EXERCISE INPUTS.
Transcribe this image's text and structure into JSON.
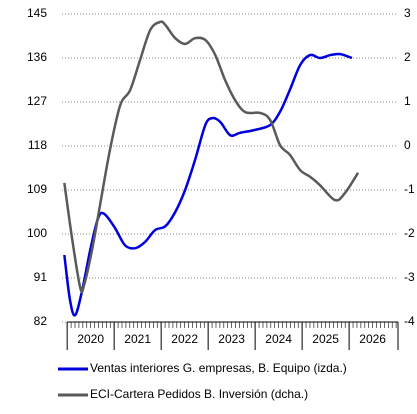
{
  "chart_data": {
    "type": "line",
    "xlim": [
      2019.89,
      2027.04
    ],
    "xticks": [
      2020,
      2021,
      2022,
      2023,
      2024,
      2025,
      2026
    ],
    "ylim": [
      82,
      145
    ],
    "yticks": [
      82,
      91,
      100,
      109,
      118,
      127,
      136,
      145
    ],
    "y2lim": [
      -4,
      3
    ],
    "y2ticks": [
      3,
      2,
      1,
      0,
      -1,
      -2,
      -3,
      -4
    ],
    "grid": true,
    "series": [
      {
        "name": "Ventas interiores G. empresas, B. Equipo (izda.)",
        "color": "#0000dd",
        "x": [
          2019.94,
          2020.06,
          2020.17,
          2020.32,
          2020.49,
          2020.66,
          2020.79,
          2021.02,
          2021.23,
          2021.45,
          2021.66,
          2021.87,
          2022.09,
          2022.3,
          2022.51,
          2022.72,
          2022.94,
          2023.09,
          2023.26,
          2023.47,
          2023.68,
          2024.0,
          2024.32,
          2024.53,
          2024.74,
          2024.96,
          2025.17,
          2025.38,
          2025.6,
          2025.81,
          2026.06
        ],
        "values": [
          95.7,
          86.5,
          83.4,
          88.5,
          96.7,
          103.3,
          104.1,
          101.2,
          97.7,
          97.1,
          98.4,
          100.8,
          101.6,
          104.5,
          109,
          115.1,
          122.3,
          123.7,
          122.9,
          120.2,
          120.7,
          121.3,
          122.3,
          125,
          129.5,
          134.6,
          136.6,
          136,
          136.6,
          136.8,
          136
        ]
      },
      {
        "name": "ECI-Cartera Pedidos B. Inversión (dcha.)",
        "color": "#5a5a5a",
        "axis": "y2",
        "x": [
          2019.94,
          2020.11,
          2020.28,
          2020.36,
          2020.53,
          2020.7,
          2020.91,
          2021.13,
          2021.34,
          2021.55,
          2021.77,
          2021.98,
          2022.09,
          2022.3,
          2022.51,
          2022.72,
          2022.94,
          2023.15,
          2023.36,
          2023.57,
          2023.79,
          2024.11,
          2024.32,
          2024.53,
          2024.74,
          2024.96,
          2025.17,
          2025.38,
          2025.7,
          2025.91,
          2026.19
        ],
        "values": [
          -0.84,
          -2.14,
          -3.23,
          -3.16,
          -2.36,
          -1.34,
          -0.09,
          0.93,
          1.27,
          1.95,
          2.64,
          2.82,
          2.75,
          2.45,
          2.32,
          2.45,
          2.41,
          2.07,
          1.5,
          1.05,
          0.77,
          0.75,
          0.59,
          0.02,
          -0.2,
          -0.55,
          -0.7,
          -0.89,
          -1.23,
          -1.07,
          -0.61
        ]
      }
    ]
  }
}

WORK INSTRUCTIONS. Repeat the records above verbatim, with no pictures in the result.

RESULT FOR THIS TASK.
Transcribe this image's text and structure into JSON.
{
  "chart_data": {
    "type": "line",
    "xlim": [
      2019.89,
      2027.04
    ],
    "xticks": [
      2020,
      2021,
      2022,
      2023,
      2024,
      2025,
      2026
    ],
    "ylim": [
      82,
      145
    ],
    "yticks": [
      82,
      91,
      100,
      109,
      118,
      127,
      136,
      145
    ],
    "y2lim": [
      -4,
      3
    ],
    "y2ticks": [
      3,
      2,
      1,
      0,
      -1,
      -2,
      -3,
      -4
    ],
    "grid": true,
    "series": [
      {
        "name": "Ventas interiores G. empresas, B. Equipo (izda.)",
        "color": "#0000dd",
        "x": [
          2019.94,
          2020.06,
          2020.17,
          2020.32,
          2020.49,
          2020.66,
          2020.79,
          2021.02,
          2021.23,
          2021.45,
          2021.66,
          2021.87,
          2022.09,
          2022.3,
          2022.51,
          2022.72,
          2022.94,
          2023.09,
          2023.26,
          2023.47,
          2023.68,
          2024.0,
          2024.32,
          2024.53,
          2024.74,
          2024.96,
          2025.17,
          2025.38,
          2025.6,
          2025.81,
          2026.06
        ],
        "values": [
          95.7,
          86.5,
          83.4,
          88.5,
          96.7,
          103.3,
          104.1,
          101.2,
          97.7,
          97.1,
          98.4,
          100.8,
          101.6,
          104.5,
          109,
          115.1,
          122.3,
          123.7,
          122.9,
          120.2,
          120.7,
          121.3,
          122.3,
          125,
          129.5,
          134.6,
          136.6,
          136,
          136.6,
          136.8,
          136
        ]
      },
      {
        "name": "ECI-Cartera Pedidos B. Inversión (dcha.)",
        "color": "#5a5a5a",
        "axis": "y2",
        "x": [
          2019.94,
          2020.11,
          2020.28,
          2020.36,
          2020.53,
          2020.7,
          2020.91,
          2021.13,
          2021.34,
          2021.55,
          2021.77,
          2021.98,
          2022.09,
          2022.3,
          2022.51,
          2022.72,
          2022.94,
          2023.15,
          2023.36,
          2023.57,
          2023.79,
          2024.11,
          2024.32,
          2024.53,
          2024.74,
          2024.96,
          2025.17,
          2025.38,
          2025.7,
          2025.91,
          2026.19
        ],
        "values": [
          -0.84,
          -2.14,
          -3.23,
          -3.16,
          -2.36,
          -1.34,
          -0.09,
          0.93,
          1.27,
          1.95,
          2.64,
          2.82,
          2.75,
          2.45,
          2.32,
          2.45,
          2.41,
          2.07,
          1.5,
          1.05,
          0.77,
          0.75,
          0.59,
          0.02,
          -0.2,
          -0.55,
          -0.7,
          -0.89,
          -1.23,
          -1.07,
          -0.61
        ]
      }
    ]
  }
}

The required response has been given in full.